INSTRUCTIONS TO FOLLOW: How many lines of the data include the string "select"? State the number and nothing else.

TASK MATERIAL:
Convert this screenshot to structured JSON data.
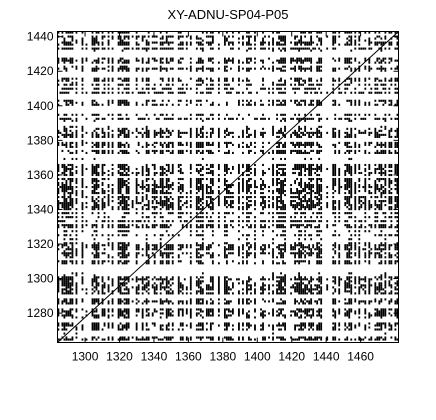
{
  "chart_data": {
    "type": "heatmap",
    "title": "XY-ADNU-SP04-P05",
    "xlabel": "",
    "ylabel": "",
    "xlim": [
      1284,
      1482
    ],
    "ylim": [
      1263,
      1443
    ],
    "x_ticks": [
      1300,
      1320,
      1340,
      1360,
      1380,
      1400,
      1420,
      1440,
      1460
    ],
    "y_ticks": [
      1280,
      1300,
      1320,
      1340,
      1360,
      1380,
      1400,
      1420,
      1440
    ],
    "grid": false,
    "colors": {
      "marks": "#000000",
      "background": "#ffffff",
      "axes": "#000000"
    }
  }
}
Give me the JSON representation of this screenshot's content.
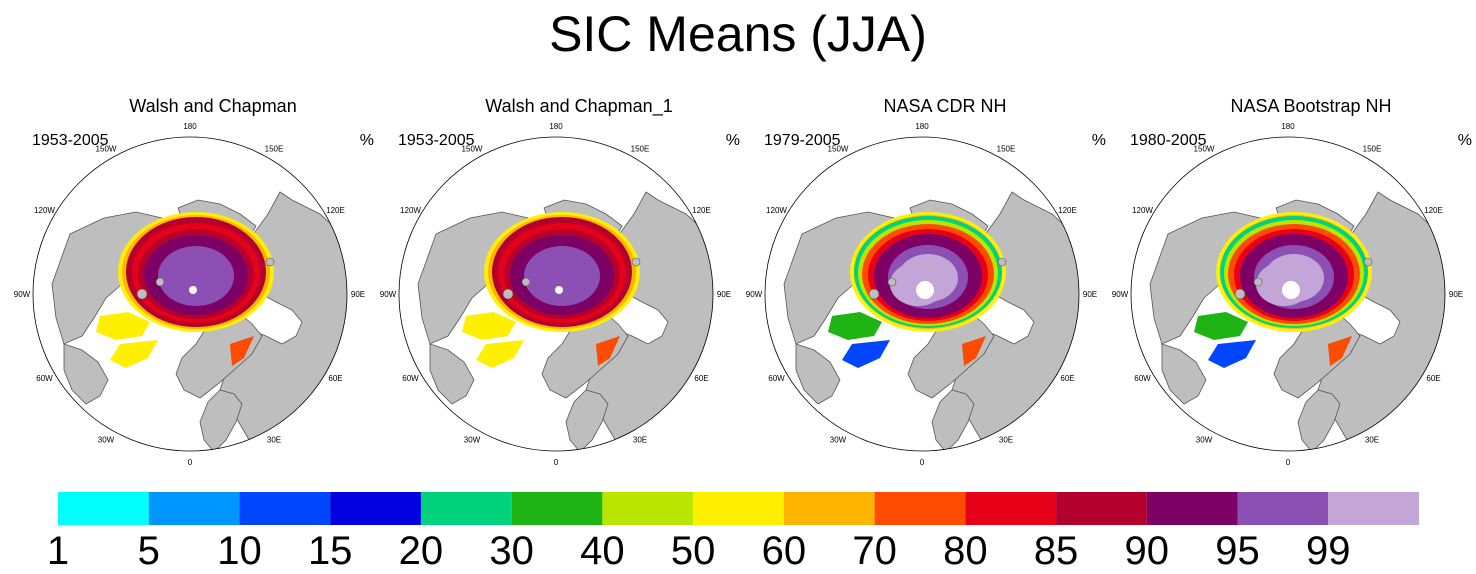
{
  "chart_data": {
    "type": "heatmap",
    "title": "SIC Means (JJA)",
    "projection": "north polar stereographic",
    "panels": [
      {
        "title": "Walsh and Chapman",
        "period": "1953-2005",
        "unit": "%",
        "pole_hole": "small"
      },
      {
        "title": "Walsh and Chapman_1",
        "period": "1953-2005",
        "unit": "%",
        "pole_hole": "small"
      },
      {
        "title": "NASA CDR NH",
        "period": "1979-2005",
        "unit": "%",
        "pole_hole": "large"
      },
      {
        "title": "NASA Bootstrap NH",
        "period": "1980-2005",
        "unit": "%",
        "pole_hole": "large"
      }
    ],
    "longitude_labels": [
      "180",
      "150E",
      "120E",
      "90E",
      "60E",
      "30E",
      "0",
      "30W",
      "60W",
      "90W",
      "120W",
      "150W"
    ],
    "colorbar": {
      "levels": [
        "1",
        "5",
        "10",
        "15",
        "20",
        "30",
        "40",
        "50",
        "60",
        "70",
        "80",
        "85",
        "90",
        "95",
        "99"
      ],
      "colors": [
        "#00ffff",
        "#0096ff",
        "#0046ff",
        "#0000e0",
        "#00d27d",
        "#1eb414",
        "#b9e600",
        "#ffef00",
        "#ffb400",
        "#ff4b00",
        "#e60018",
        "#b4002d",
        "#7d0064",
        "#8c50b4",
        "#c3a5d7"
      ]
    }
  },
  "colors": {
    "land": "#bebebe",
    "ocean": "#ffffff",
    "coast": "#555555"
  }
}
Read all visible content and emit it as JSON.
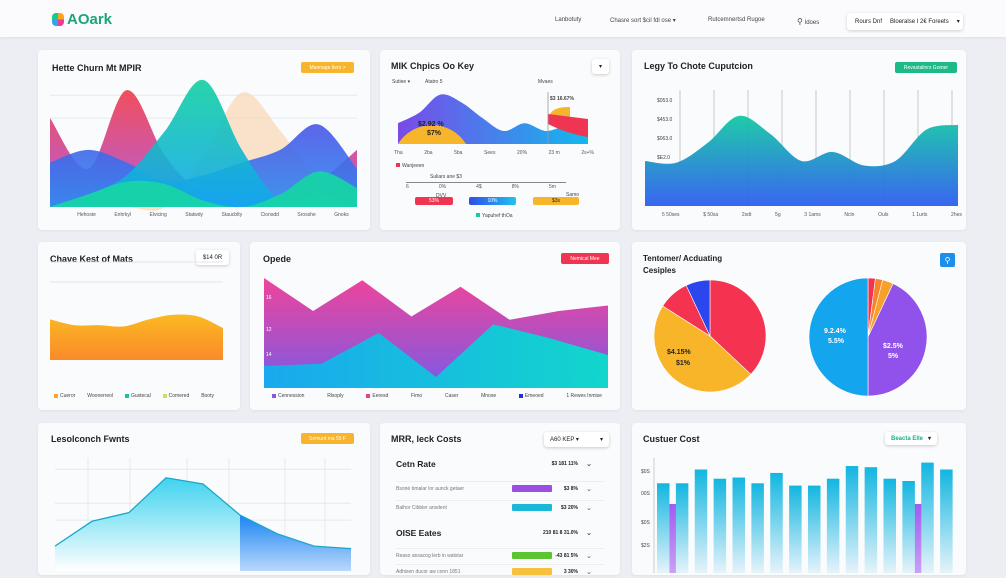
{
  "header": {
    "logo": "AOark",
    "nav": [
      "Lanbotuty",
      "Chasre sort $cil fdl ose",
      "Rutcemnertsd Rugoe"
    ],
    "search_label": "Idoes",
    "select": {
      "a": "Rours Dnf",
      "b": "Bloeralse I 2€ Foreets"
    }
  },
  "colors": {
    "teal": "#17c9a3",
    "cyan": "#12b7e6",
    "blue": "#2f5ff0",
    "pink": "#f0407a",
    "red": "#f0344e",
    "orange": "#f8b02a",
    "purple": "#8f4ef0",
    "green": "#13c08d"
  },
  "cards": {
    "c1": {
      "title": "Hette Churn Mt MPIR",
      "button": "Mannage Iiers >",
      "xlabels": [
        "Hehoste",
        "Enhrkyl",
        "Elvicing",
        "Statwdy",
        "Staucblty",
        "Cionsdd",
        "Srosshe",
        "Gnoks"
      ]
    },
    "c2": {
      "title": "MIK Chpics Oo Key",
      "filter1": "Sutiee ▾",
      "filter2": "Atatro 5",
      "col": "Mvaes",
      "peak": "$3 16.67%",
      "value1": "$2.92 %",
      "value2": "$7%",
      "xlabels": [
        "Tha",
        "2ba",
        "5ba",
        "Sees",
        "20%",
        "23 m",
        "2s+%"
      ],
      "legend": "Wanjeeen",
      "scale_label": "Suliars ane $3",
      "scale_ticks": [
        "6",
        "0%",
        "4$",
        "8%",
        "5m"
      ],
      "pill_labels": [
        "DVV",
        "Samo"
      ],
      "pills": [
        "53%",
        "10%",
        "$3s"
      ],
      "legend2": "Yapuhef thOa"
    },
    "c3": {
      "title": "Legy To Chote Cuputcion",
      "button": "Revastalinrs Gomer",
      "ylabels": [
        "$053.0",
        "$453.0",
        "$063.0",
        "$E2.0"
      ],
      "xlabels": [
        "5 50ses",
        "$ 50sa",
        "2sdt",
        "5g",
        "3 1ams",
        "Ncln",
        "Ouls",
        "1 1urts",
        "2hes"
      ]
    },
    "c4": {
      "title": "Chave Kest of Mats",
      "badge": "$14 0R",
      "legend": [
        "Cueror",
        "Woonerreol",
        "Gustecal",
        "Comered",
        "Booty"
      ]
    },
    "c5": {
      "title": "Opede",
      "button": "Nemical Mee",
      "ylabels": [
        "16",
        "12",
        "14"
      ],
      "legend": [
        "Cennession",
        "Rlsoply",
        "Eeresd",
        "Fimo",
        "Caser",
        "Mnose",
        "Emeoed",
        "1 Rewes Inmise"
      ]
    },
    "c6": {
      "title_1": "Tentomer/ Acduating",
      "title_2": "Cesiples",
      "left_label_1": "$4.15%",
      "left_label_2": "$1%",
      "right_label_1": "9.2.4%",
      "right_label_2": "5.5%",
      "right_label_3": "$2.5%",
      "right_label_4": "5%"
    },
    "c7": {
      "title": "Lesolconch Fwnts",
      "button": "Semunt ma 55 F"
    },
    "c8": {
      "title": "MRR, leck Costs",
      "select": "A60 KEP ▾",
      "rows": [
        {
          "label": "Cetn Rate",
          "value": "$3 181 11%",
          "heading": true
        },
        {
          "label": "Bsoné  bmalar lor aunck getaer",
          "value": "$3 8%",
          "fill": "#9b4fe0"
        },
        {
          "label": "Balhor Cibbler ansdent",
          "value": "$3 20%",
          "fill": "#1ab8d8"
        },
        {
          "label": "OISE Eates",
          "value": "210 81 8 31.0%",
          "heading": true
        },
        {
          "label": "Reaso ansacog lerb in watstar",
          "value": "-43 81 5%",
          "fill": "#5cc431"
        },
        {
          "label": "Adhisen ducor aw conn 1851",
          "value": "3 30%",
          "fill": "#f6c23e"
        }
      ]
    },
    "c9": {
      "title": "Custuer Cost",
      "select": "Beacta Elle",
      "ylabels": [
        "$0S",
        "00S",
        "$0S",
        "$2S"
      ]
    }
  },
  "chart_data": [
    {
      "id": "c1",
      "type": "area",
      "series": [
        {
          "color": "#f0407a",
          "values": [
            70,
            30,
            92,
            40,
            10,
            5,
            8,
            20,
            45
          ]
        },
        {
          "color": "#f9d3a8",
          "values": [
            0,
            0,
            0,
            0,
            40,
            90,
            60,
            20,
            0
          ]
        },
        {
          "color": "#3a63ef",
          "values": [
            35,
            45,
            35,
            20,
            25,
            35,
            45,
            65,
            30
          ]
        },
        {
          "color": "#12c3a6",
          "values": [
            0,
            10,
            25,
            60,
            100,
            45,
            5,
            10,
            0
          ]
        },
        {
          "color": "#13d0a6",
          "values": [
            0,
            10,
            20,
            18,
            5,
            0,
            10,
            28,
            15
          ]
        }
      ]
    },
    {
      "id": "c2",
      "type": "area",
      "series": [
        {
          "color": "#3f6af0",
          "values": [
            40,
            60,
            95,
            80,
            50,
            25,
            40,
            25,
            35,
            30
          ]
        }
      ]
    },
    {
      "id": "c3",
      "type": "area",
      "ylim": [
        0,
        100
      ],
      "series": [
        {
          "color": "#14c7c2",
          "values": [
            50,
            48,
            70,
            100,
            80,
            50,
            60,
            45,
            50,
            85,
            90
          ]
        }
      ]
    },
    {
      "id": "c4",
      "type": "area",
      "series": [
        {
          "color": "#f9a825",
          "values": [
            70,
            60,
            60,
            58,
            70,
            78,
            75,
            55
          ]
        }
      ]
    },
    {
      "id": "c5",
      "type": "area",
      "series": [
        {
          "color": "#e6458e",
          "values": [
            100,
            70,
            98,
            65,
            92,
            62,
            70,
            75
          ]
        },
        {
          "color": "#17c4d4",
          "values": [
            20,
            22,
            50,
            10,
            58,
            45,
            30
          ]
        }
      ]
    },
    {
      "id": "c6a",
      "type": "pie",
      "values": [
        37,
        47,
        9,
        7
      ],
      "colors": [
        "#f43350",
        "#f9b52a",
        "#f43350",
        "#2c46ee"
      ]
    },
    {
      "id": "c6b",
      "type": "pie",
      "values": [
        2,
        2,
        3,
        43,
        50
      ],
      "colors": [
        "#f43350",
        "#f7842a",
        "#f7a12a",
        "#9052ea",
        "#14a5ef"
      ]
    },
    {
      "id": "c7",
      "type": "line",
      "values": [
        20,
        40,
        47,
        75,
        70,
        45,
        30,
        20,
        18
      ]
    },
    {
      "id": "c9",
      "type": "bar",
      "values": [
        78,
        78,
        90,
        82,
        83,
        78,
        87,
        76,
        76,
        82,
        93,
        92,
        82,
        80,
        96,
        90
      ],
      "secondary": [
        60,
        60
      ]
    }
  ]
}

ANSWER IN FULL: 3